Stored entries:
--------------------

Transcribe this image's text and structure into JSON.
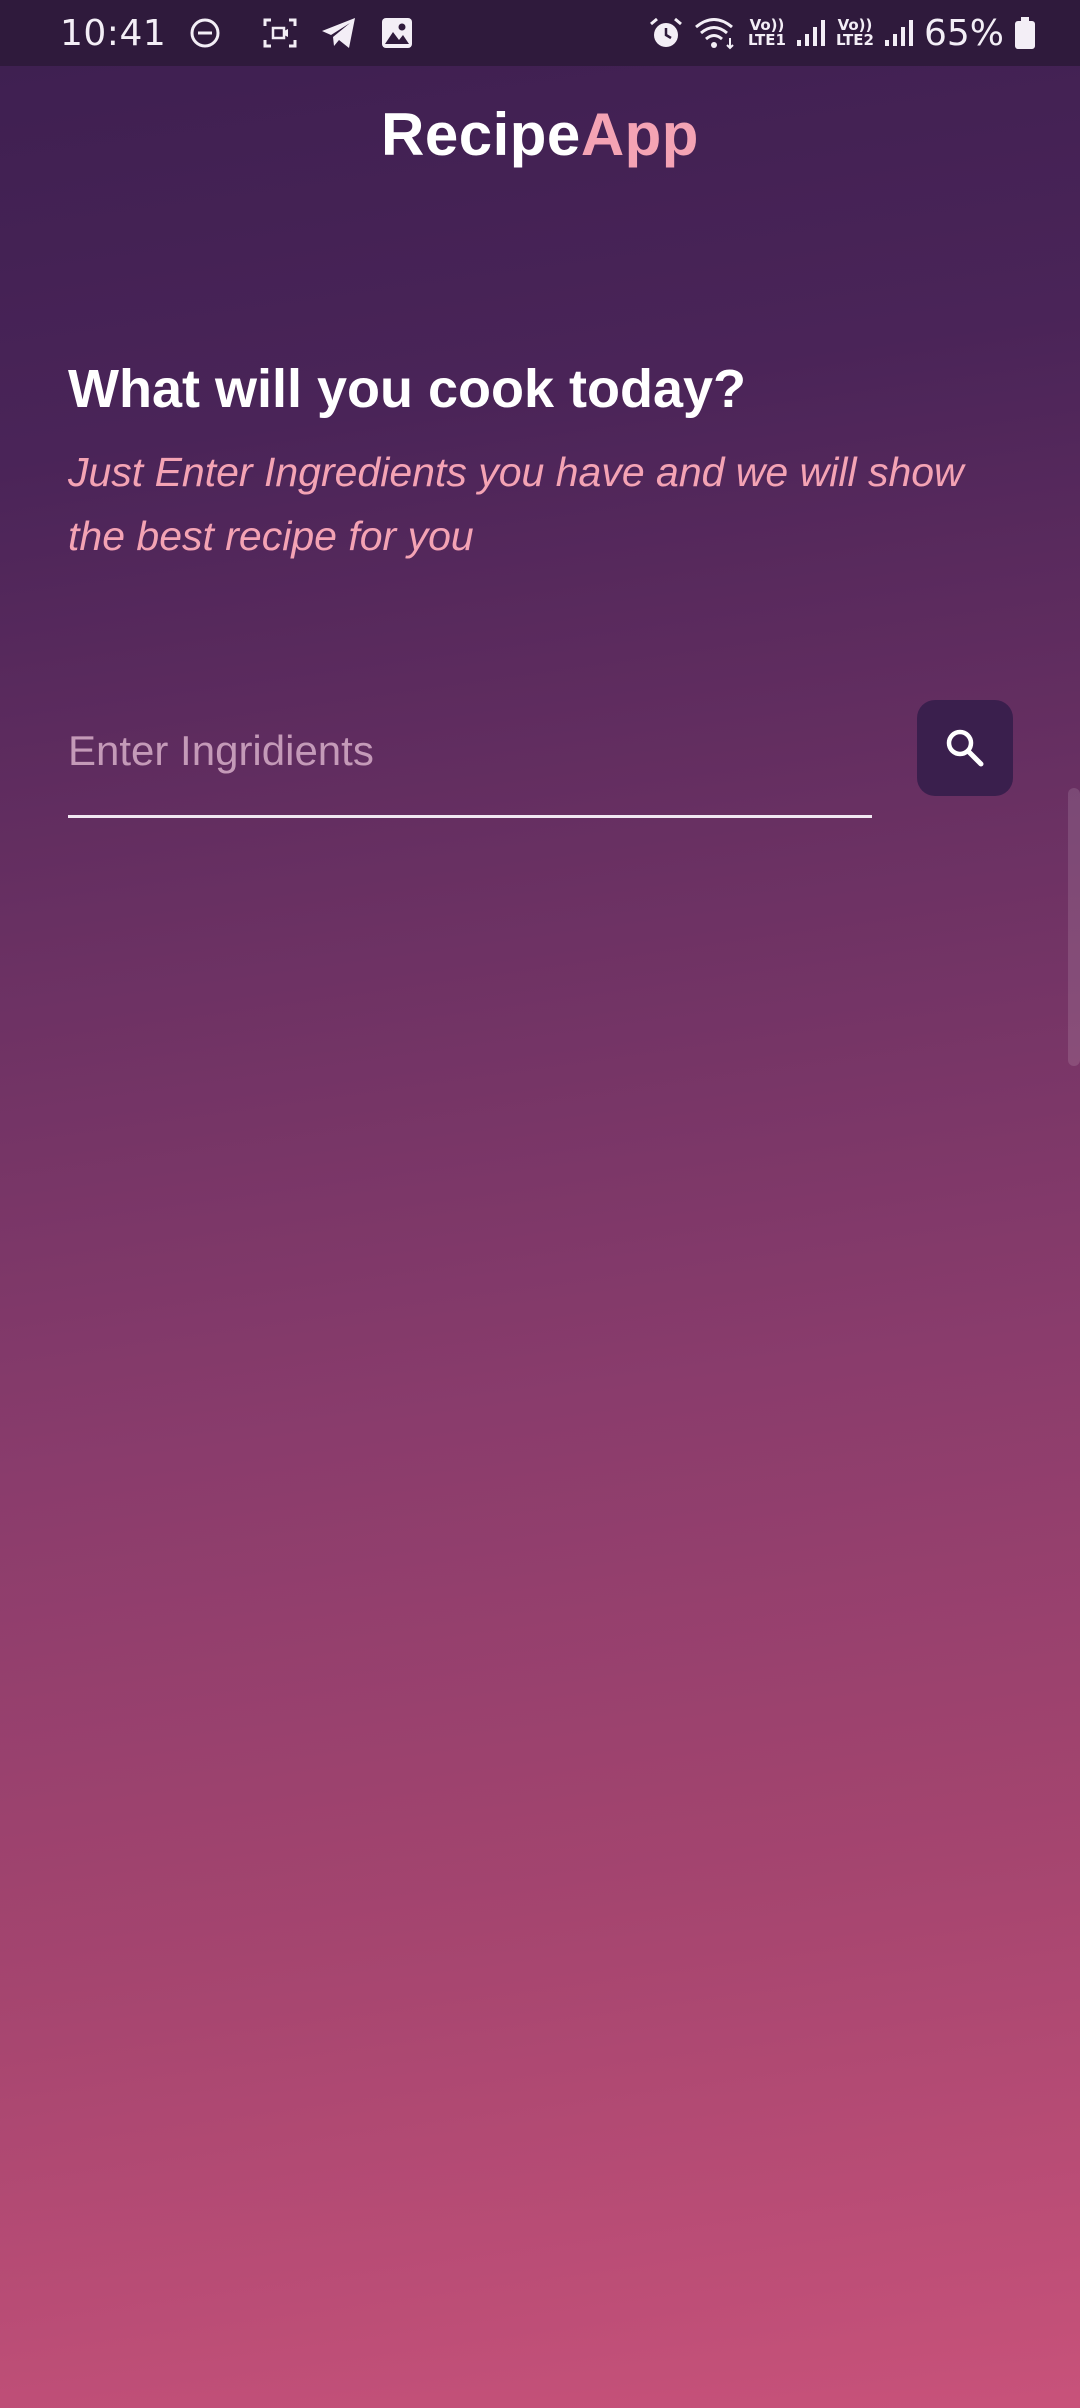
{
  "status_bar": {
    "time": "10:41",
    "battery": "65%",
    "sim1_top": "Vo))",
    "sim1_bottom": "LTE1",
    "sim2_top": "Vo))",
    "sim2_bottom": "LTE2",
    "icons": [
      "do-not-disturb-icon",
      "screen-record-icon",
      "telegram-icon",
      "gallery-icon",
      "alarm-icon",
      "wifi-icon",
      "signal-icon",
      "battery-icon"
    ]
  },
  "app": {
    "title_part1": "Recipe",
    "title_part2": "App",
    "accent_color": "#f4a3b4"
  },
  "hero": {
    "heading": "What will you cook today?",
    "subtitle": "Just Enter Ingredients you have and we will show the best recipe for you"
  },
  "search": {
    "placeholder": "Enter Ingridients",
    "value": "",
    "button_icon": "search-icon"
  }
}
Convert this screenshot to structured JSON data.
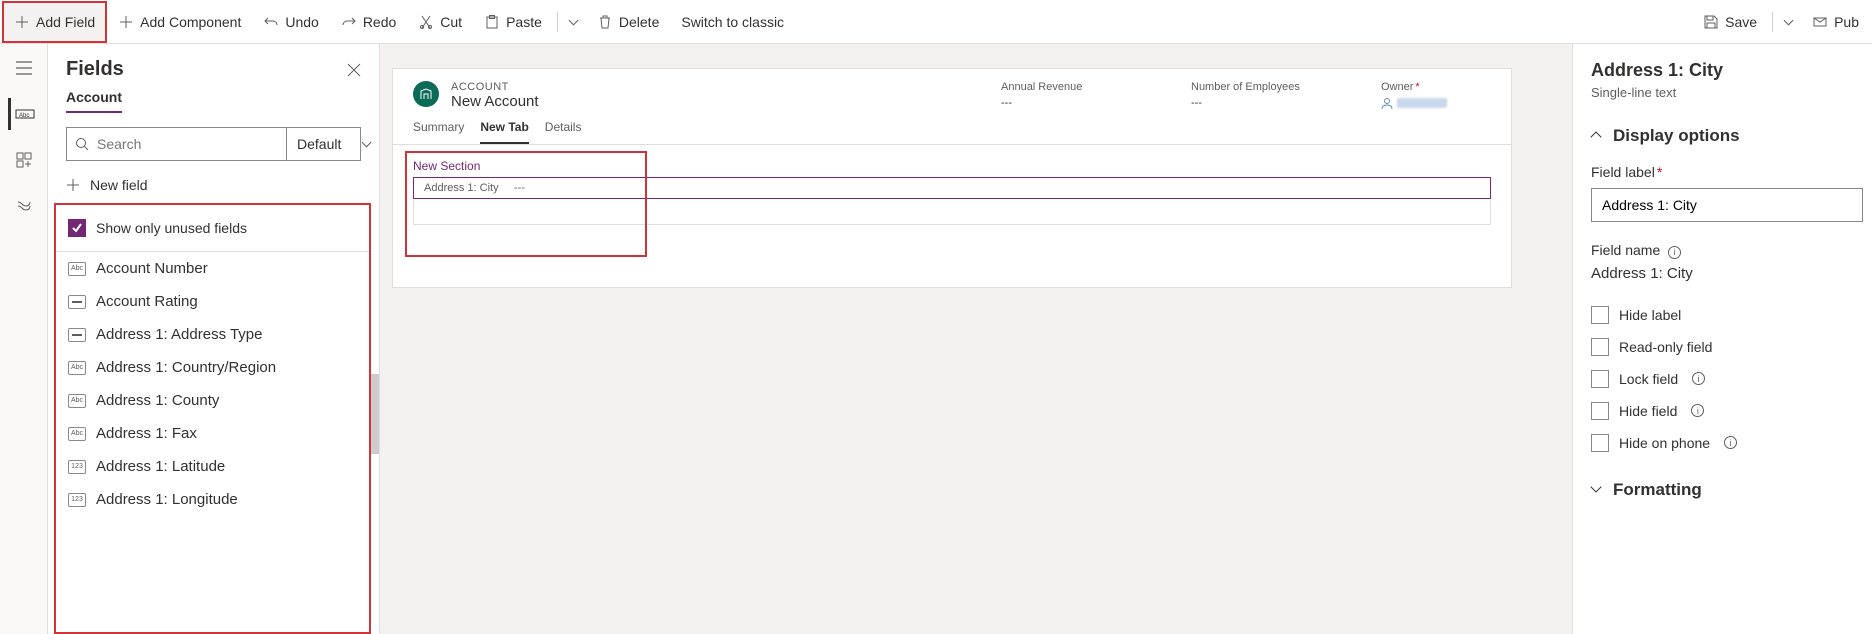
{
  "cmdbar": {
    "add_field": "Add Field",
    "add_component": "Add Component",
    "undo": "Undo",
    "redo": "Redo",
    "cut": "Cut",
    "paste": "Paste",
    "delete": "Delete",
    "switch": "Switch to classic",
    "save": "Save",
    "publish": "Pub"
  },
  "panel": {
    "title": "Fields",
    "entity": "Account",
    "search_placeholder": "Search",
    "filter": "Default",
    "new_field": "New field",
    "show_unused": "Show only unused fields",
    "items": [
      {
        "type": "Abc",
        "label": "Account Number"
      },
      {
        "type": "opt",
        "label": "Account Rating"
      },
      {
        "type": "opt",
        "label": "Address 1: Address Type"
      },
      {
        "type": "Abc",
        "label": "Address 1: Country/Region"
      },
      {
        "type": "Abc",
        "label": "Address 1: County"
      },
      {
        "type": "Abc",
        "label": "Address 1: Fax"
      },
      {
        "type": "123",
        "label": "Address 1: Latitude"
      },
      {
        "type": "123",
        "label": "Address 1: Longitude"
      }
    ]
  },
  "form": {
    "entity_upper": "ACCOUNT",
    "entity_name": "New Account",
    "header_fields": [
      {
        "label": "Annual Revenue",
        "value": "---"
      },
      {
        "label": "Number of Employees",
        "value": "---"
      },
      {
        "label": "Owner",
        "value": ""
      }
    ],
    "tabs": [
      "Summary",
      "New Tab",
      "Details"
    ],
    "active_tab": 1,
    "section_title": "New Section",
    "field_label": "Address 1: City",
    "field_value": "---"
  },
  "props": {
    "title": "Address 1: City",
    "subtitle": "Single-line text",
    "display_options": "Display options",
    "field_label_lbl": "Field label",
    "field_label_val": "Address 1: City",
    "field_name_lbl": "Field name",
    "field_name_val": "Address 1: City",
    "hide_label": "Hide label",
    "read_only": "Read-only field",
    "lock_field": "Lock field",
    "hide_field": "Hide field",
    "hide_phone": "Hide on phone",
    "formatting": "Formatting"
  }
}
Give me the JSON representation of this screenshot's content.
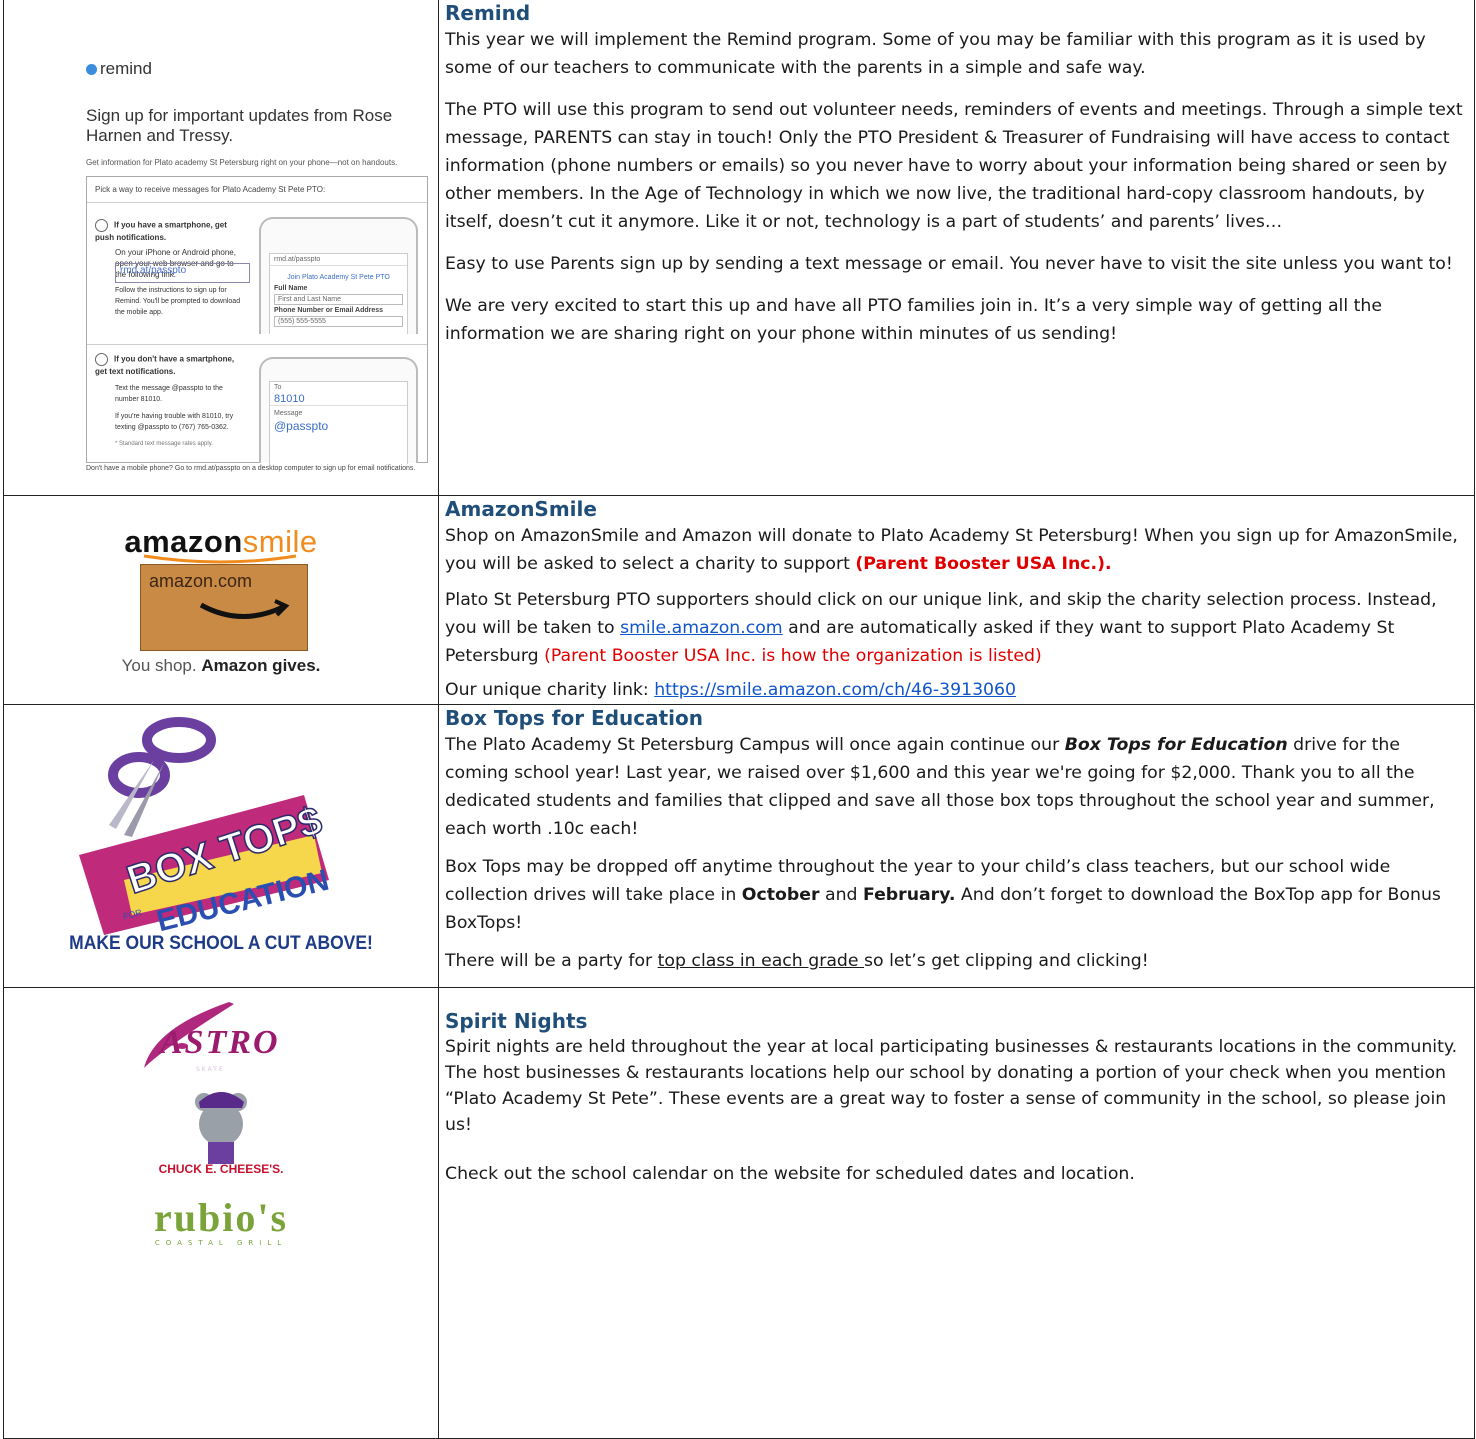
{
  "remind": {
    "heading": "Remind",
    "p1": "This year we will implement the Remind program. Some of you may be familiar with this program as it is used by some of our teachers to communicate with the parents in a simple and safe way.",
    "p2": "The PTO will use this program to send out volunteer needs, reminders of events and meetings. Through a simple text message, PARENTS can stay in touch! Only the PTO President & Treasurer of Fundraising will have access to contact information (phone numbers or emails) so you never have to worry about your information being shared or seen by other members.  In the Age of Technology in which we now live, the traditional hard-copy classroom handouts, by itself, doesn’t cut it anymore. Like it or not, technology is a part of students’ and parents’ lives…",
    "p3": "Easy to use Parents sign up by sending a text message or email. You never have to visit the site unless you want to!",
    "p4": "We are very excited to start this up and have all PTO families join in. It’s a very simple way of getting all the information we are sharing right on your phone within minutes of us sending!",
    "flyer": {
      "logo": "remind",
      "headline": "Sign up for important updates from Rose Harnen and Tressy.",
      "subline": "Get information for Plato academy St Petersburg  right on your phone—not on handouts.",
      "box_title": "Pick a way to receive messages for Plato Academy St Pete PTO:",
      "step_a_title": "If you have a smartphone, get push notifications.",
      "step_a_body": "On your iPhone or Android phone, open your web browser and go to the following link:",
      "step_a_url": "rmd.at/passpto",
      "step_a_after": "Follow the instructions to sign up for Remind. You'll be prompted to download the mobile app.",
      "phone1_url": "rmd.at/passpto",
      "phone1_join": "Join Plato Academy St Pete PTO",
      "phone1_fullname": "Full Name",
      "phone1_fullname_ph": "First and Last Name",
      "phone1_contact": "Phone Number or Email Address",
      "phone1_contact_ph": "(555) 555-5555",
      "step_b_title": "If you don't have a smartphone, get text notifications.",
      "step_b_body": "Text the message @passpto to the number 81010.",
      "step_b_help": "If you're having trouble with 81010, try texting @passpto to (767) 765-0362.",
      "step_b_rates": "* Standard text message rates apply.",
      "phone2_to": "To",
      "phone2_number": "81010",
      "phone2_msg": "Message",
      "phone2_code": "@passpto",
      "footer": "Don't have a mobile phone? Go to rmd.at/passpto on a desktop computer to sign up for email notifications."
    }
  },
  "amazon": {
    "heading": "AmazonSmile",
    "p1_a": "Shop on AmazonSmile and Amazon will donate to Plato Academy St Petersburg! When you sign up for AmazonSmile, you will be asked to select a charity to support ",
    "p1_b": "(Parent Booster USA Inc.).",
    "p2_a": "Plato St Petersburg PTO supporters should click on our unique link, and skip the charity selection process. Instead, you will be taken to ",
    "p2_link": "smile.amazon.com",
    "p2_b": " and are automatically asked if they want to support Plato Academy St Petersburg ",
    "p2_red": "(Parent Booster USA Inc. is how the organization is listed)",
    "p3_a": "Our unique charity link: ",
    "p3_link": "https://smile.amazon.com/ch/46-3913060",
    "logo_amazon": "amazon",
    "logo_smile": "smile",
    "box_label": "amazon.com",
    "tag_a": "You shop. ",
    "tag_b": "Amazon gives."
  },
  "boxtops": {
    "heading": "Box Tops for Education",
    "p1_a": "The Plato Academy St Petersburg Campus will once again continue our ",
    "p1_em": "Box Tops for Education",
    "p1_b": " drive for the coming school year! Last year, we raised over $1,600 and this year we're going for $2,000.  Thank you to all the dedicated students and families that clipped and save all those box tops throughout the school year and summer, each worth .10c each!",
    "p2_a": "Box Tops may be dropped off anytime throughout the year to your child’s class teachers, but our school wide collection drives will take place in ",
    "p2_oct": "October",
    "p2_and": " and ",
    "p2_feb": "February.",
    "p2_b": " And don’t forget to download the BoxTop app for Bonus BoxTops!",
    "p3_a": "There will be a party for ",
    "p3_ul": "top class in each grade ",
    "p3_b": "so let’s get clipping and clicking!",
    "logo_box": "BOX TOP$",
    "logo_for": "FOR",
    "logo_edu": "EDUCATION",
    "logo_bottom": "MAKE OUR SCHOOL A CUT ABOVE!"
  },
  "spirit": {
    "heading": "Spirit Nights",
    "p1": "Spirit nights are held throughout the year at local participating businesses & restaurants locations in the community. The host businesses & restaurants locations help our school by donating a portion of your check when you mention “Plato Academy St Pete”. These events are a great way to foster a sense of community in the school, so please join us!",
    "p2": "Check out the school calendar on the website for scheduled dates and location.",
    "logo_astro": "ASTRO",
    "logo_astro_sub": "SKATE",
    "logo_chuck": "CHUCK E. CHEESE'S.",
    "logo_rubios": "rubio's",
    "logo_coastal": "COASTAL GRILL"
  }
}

--------------------

*Exercise task:* Find the word "smartphone" in the records and pull out each line that has it.

*Finished exercise:*
      "step_a_title": "If you have a smartphone, get push notifications.",
      "step_b_title": "If you don't have a smartphone, get text notifications.",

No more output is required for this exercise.